**Written request**
Repeat all of the material below exactly as written, images excluded.

Data listing:
---------------

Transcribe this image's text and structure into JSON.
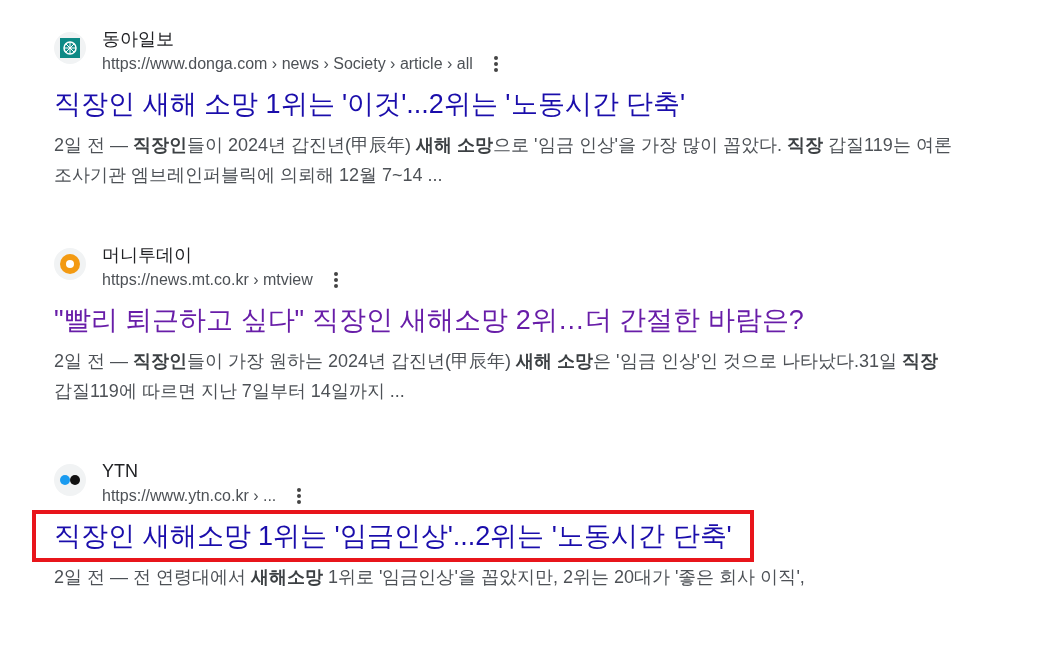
{
  "results": [
    {
      "site": "동아일보",
      "url": "https://www.donga.com › news › Society › article › all",
      "kind": "donga",
      "title": "직장인 새해 소망 1위는 '이것'...2위는 '노동시간 단축'",
      "visited": false,
      "highlighted": false,
      "snippet": "2일 전 — **직장인**들이 2024년 갑진년(甲辰年) **새해 소망**으로 '임금 인상'을 가장 많이 꼽았다. **직장** 갑질119는 여론조사기관 엠브레인퍼블릭에 의뢰해 12월 7~14 ..."
    },
    {
      "site": "머니투데이",
      "url": "https://news.mt.co.kr › mtview",
      "kind": "mt",
      "title": "\"빨리 퇴근하고 싶다\" 직장인 새해소망 2위…더 간절한 바람은?",
      "visited": true,
      "highlighted": false,
      "snippet": "2일 전 — **직장인**들이 가장 원하는 2024년 갑진년(甲辰年) **새해 소망**은 '임금 인상'인 것으로 나타났다.31일 **직장**갑질119에 따르면 지난 7일부터 14일까지 ..."
    },
    {
      "site": "YTN",
      "url": "https://www.ytn.co.kr › ...",
      "kind": "ytn",
      "title": "직장인 새해소망 1위는 '임금인상'...2위는 '노동시간 단축'",
      "visited": false,
      "highlighted": true,
      "snippet": "2일 전 — 전 연령대에서 **새해소망** 1위로 '임금인상'을 꼽았지만, 2위는 20대가 '좋은 회사 이직',"
    }
  ]
}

---------------

**Exercise output**
Transcribe this image's text and structure into JSON.
{
  "results": [
    {
      "site": "동아일보",
      "url": "https://www.donga.com › news › Society › article › all",
      "kind": "donga",
      "title": "직장인 새해 소망 1위는 '이것'...2위는 '노동시간 단축'",
      "visited": false,
      "highlighted": false,
      "snippet": "2일 전 — **직장인**들이 2024년 갑진년(甲辰年) **새해 소망**으로 '임금 인상'을 가장 많이 꼽았다. **직장** 갑질119는 여론조사기관 엠브레인퍼블릭에 의뢰해 12월 7~14 ..."
    },
    {
      "site": "머니투데이",
      "url": "https://news.mt.co.kr › mtview",
      "kind": "mt",
      "title": "\"빨리 퇴근하고 싶다\" 직장인 새해소망 2위…더 간절한 바람은?",
      "visited": true,
      "highlighted": false,
      "snippet": "2일 전 — **직장인**들이 가장 원하는 2024년 갑진년(甲辰年) **새해 소망**은 '임금 인상'인 것으로 나타났다.31일 **직장**갑질119에 따르면 지난 7일부터 14일까지 ..."
    },
    {
      "site": "YTN",
      "url": "https://www.ytn.co.kr › ...",
      "kind": "ytn",
      "title": "직장인 새해소망 1위는 '임금인상'...2위는 '노동시간 단축'",
      "visited": false,
      "highlighted": true,
      "snippet": "2일 전 — 전 연령대에서 **새해소망** 1위로 '임금인상'을 꼽았지만, 2위는 20대가 '좋은 회사 이직',"
    }
  ]
}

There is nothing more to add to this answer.